PROMPT: What lines of the data hold the string "tissue"? Pull each one out.

DATA PROVIDED:
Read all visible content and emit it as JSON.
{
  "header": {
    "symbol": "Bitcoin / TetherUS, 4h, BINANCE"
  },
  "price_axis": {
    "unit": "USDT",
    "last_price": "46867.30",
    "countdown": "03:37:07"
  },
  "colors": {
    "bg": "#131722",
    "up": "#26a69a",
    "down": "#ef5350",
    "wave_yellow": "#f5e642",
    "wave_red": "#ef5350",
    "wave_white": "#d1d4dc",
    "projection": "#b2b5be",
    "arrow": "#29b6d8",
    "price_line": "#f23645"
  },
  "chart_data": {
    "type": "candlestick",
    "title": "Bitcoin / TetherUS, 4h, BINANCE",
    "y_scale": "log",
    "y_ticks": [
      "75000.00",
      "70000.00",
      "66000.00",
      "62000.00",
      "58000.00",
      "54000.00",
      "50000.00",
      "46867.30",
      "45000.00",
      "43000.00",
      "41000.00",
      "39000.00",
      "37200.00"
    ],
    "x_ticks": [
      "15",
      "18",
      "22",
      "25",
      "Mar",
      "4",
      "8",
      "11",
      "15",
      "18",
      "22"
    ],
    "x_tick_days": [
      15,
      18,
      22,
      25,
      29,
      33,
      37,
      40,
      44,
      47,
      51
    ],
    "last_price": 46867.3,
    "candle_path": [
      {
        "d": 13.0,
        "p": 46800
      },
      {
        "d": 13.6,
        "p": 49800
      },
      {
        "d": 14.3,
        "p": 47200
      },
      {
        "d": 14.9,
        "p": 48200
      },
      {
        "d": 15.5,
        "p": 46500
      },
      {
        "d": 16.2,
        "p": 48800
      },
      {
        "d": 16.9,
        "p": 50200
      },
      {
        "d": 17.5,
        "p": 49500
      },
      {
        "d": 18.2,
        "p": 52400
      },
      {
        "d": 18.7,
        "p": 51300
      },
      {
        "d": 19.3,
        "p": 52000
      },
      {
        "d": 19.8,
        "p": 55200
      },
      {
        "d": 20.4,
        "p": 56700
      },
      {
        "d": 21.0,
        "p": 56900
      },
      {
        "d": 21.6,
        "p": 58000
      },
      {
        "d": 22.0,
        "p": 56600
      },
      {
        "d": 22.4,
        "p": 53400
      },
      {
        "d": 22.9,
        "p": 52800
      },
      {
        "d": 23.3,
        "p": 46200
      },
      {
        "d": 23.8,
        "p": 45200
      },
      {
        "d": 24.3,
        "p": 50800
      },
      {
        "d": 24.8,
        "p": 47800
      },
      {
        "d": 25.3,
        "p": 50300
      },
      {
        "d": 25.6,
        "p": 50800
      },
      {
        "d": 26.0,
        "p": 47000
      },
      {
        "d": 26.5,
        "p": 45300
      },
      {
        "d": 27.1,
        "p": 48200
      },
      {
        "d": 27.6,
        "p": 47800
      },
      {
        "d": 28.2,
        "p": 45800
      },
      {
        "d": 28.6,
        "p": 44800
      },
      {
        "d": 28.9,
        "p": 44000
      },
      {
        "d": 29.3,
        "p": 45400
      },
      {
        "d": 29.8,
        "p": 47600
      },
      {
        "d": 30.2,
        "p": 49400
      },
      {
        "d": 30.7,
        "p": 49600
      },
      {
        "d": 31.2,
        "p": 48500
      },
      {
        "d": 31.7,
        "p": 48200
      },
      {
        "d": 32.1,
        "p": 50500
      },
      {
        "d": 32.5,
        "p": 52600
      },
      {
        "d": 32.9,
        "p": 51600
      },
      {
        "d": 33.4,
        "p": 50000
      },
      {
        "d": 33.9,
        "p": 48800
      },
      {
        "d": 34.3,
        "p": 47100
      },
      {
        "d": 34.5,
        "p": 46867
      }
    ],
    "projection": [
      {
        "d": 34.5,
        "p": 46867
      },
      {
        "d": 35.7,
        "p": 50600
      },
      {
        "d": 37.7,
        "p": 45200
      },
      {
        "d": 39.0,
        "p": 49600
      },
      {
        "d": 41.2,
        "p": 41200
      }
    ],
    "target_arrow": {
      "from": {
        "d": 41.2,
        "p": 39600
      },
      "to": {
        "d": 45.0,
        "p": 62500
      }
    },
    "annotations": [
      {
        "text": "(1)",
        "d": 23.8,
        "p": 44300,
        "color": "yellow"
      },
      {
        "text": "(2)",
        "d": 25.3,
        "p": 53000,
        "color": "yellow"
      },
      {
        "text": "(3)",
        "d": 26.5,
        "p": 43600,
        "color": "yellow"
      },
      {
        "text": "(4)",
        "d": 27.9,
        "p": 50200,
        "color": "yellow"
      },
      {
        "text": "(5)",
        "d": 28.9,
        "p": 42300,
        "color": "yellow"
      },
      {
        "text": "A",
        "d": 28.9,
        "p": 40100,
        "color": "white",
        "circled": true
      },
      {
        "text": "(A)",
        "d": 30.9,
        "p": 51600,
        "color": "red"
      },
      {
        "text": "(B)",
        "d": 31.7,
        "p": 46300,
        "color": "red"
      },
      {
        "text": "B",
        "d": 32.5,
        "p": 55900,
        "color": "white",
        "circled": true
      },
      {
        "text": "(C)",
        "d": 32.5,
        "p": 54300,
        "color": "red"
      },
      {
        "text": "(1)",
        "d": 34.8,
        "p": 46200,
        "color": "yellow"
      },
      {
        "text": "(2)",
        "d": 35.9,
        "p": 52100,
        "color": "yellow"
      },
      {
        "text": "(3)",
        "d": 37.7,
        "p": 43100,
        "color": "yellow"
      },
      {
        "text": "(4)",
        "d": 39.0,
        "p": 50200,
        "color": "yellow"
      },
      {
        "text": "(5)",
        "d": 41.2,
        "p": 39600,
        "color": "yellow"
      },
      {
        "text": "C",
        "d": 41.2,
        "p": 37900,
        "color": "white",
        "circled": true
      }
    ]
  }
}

...

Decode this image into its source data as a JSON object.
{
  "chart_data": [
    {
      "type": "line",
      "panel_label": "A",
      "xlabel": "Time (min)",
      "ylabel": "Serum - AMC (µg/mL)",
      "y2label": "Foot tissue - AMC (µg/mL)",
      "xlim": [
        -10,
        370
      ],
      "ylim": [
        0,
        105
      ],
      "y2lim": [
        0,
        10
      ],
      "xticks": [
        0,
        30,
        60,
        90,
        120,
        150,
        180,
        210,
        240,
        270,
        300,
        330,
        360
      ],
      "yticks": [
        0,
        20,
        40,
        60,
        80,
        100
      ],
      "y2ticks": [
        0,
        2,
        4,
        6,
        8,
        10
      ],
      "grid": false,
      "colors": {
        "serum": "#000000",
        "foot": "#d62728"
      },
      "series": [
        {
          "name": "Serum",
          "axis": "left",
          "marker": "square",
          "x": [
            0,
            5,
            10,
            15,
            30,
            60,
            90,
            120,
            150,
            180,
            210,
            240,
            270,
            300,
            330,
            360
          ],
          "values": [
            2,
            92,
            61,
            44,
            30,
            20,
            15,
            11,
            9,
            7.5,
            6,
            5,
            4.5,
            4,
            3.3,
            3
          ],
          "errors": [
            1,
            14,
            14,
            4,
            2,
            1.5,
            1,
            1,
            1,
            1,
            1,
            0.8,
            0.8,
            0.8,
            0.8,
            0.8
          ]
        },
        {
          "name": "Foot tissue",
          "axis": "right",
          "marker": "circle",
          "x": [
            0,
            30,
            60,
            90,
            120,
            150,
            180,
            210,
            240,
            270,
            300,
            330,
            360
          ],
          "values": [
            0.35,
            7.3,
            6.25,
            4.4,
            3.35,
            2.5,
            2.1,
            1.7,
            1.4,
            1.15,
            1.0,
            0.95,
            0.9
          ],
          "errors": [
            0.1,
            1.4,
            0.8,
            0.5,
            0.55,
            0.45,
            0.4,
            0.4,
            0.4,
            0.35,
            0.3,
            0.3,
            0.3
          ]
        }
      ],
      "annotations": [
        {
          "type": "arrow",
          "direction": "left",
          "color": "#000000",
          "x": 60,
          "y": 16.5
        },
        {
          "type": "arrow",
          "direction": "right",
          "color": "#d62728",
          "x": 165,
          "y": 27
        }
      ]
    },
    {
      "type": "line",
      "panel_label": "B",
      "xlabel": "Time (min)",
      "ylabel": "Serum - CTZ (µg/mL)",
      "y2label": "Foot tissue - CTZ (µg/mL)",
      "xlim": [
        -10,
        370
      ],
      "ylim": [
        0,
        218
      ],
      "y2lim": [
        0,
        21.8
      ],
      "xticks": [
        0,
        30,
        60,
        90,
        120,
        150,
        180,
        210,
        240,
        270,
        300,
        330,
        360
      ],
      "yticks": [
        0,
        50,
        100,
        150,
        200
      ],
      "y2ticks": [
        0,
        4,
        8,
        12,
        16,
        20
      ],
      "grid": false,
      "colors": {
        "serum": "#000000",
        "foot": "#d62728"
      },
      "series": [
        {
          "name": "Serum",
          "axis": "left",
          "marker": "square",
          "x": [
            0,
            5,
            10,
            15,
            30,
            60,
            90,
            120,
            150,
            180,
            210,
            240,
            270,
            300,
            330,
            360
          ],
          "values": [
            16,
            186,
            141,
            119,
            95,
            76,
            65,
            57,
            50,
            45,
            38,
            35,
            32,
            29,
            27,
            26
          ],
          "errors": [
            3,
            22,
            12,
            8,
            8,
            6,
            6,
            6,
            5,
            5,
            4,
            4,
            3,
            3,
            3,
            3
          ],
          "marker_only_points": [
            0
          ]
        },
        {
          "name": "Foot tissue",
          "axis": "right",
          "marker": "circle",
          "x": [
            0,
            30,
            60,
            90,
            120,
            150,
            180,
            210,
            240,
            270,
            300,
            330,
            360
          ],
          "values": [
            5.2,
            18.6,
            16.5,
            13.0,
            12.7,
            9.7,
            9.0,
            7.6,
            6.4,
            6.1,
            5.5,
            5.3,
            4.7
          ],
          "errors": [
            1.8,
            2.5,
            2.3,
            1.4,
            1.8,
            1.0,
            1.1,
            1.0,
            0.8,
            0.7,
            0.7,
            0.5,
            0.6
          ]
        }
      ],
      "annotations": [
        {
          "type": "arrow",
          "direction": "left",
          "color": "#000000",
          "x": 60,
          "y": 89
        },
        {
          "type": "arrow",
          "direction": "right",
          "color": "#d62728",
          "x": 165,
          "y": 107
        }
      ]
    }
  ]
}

ANSWER FOR THIS EXERCISE:
      "y2label": "Foot tissue - AMC (µg/mL)",
          "name": "Foot tissue",
      "y2label": "Foot tissue - CTZ (µg/mL)",
          "name": "Foot tissue",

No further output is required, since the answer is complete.